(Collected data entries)
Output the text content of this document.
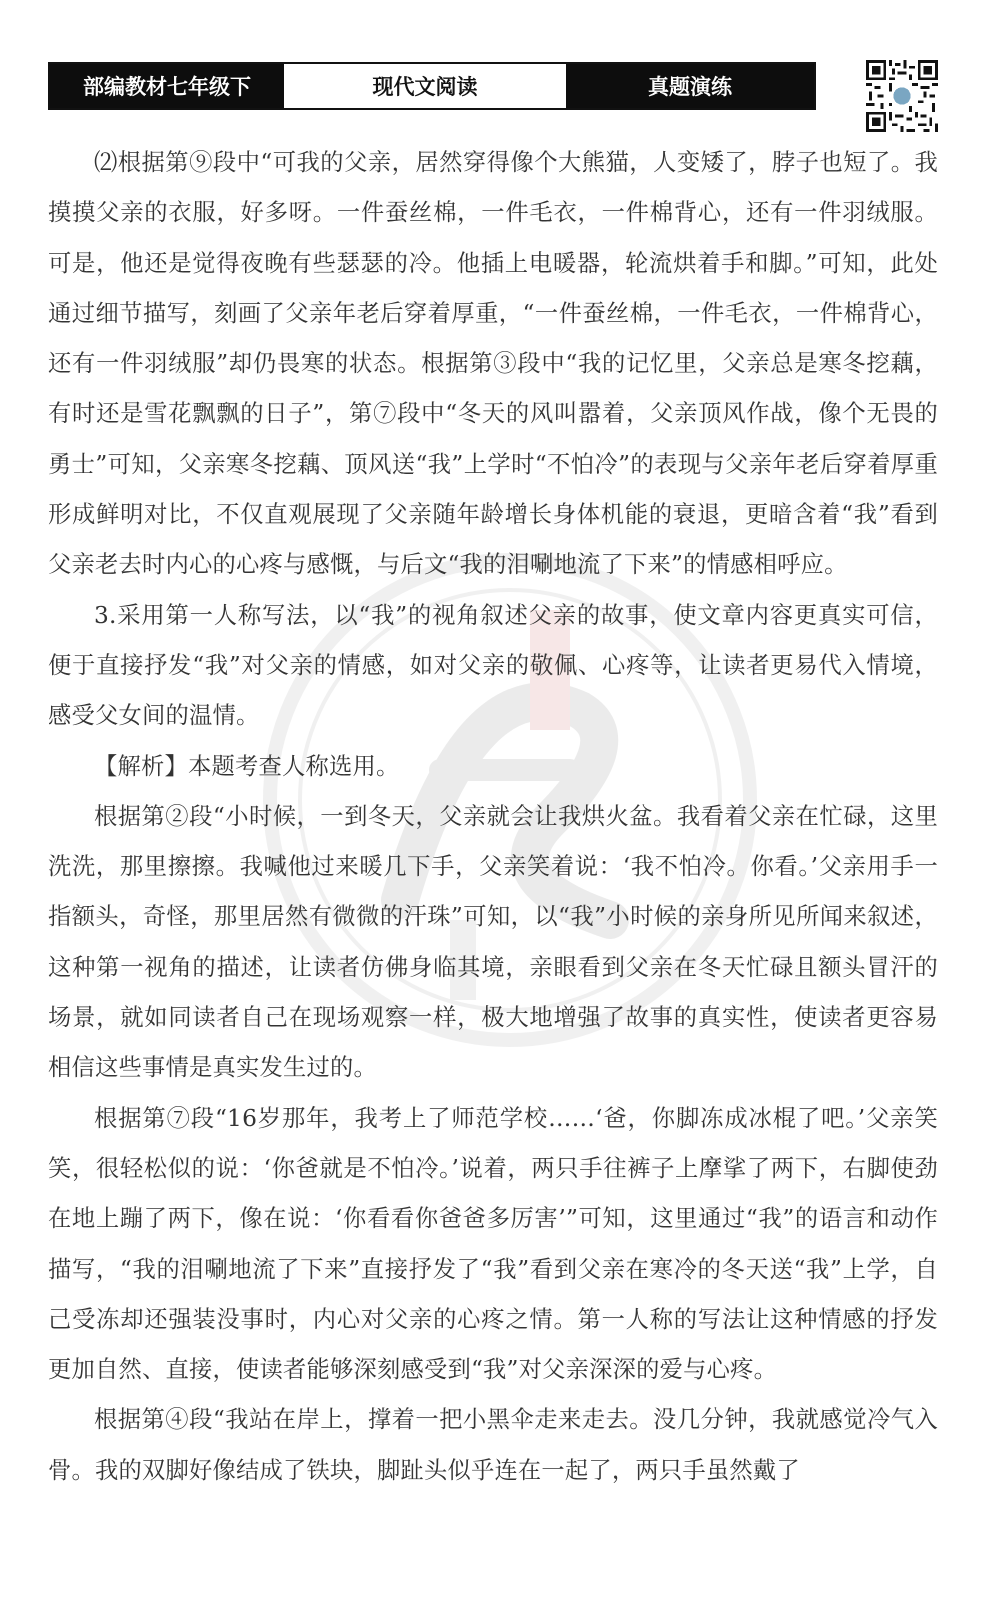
部编教材七年级下	现代文阅读	真题演练

⑵根据第⑨段中“可我的父亲，居然穿得像个大熊猫，人变矮了，脖子也短了。我摸摸父亲的衣服，好多呀。一件蚕丝棉，一件毛衣，一件棉背心，还有一件羽绒服。可是，他还是觉得夜晚有些瑟瑟的冷。他插上电暖器，轮流烘着手和脚。”可知，此处通过细节描写，刻画了父亲年老后穿着厚重，“一件蚕丝棉，一件毛衣，一件棉背心，还有一件羽绒服”却仍畏寒的状态。根据第③段中“我的记忆里，父亲总是寒冬挖藕，有时还是雪花飘飘的日子”，第⑦段中“冬天的风叫嚣着，父亲顶风作战，像个无畏的勇士”可知，父亲寒冬挖藕、顶风送“我”上学时“不怕冷”的表现与父亲年老后穿着厚重形成鲜明对比，不仅直观展现了父亲随年龄增长身体机能的衰退，更暗含着“我”看到父亲老去时内心的心疼与感慨，与后文“我的泪唰地流了下来”的情感相呼应。

3.采用第一人称写法，以“我”的视角叙述父亲的故事，使文章内容更真实可信，便于直接抒发“我”对父亲的情感，如对父亲的敬佩、心疼等，让读者更易代入情境，感受父女间的温情。

【解析】本题考查人称选用。

根据第②段“小时候，一到冬天，父亲就会让我烘火盆。我看着父亲在忙碌，这里洗洗，那里擦擦。我喊他过来暖几下手，父亲笑着说：‘我不怕冷。你看。’父亲用手一指额头，奇怪，那里居然有微微的汗珠”可知，以“我”小时候的亲身所见所闻来叙述，这种第一视角的描述，让读者仿佛身临其境，亲眼看到父亲在冬天忙碌且额头冒汗的场景，就如同读者自己在现场观察一样，极大地增强了故事的真实性，使读者更容易相信这些事情是真实发生过的。

根据第⑦段“16岁那年，我考上了师范学校……‘爸，你脚冻成冰棍了吧。’父亲笑笑，很轻松似的说：‘你爸就是不怕冷。’说着，两只手往裤子上摩挲了两下，右脚使劲在地上蹦了两下，像在说：‘你看看你爸爸多厉害’”可知，这里通过“我”的语言和动作描写，“我的泪唰地流了下来”直接抒发了“我”看到父亲在寒冷的冬天送“我”上学，自己受冻却还强装没事时，内心对父亲的心疼之情。第一人称的写法让这种情感的抒发更加自然、直接，使读者能够深刻感受到“我”对父亲深深的爱与心疼。

根据第④段“我站在岸上，撑着一把小黑伞走来走去。没几分钟，我就感觉冷气入骨。我的双脚好像结成了铁块，脚趾头似乎连在一起了，两只手虽然戴了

-- YOUR OBJECTIVE --
All the material shown above is to be copied exactly, with no pictures carried over.

-- REPLY TO THE EXERCISE --
Output the text content of this document.
部编教材七年级下	现代文阅读	真题演练

⑵根据第⑨段中“可我的父亲，居然穿得像个大熊猫，人变矮了，脖子也短了。我摸摸父亲的衣服，好多呀。一件蚕丝棉，一件毛衣，一件棉背心，还有一件羽绒服。可是，他还是觉得夜晚有些瑟瑟的冷。他插上电暖器，轮流烘着手和脚。”可知，此处通过细节描写，刻画了父亲年老后穿着厚重，“一件蚕丝棉，一件毛衣，一件棉背心，还有一件羽绒服”却仍畏寒的状态。根据第③段中“我的记忆里，父亲总是寒冬挖藕，有时还是雪花飘飘的日子”，第⑦段中“冬天的风叫嚣着，父亲顶风作战，像个无畏的勇士”可知，父亲寒冬挖藕、顶风送“我”上学时“不怕冷”的表现与父亲年老后穿着厚重形成鲜明对比，不仅直观展现了父亲随年龄增长身体机能的衰退，更暗含着“我”看到父亲老去时内心的心疼与感慨，与后文“我的泪唰地流了下来”的情感相呼应。

3.采用第一人称写法，以“我”的视角叙述父亲的故事，使文章内容更真实可信，便于直接抒发“我”对父亲的情感，如对父亲的敬佩、心疼等，让读者更易代入情境，感受父女间的温情。

【解析】本题考查人称选用。

根据第②段“小时候，一到冬天，父亲就会让我烘火盆。我看着父亲在忙碌，这里洗洗，那里擦擦。我喊他过来暖几下手，父亲笑着说：‘我不怕冷。你看。’父亲用手一指额头，奇怪，那里居然有微微的汗珠”可知，以“我”小时候的亲身所见所闻来叙述，这种第一视角的描述，让读者仿佛身临其境，亲眼看到父亲在冬天忙碌且额头冒汗的场景，就如同读者自己在现场观察一样，极大地增强了故事的真实性，使读者更容易相信这些事情是真实发生过的。

根据第⑦段“16岁那年，我考上了师范学校……‘爸，你脚冻成冰棍了吧。’父亲笑笑，很轻松似的说：‘你爸就是不怕冷。’说着，两只手往裤子上摩挲了两下，右脚使劲在地上蹦了两下，像在说：‘你看看你爸爸多厉害’”可知，这里通过“我”的语言和动作描写，“我的泪唰地流了下来”直接抒发了“我”看到父亲在寒冷的冬天送“我”上学，自己受冻却还强装没事时，内心对父亲的心疼之情。第一人称的写法让这种情感的抒发更加自然、直接，使读者能够深刻感受到“我”对父亲深深的爱与心疼。

根据第④段“我站在岸上，撑着一把小黑伞走来走去。没几分钟，我就感觉冷气入骨。我的双脚好像结成了铁块，脚趾头似乎连在一起了，两只手虽然戴了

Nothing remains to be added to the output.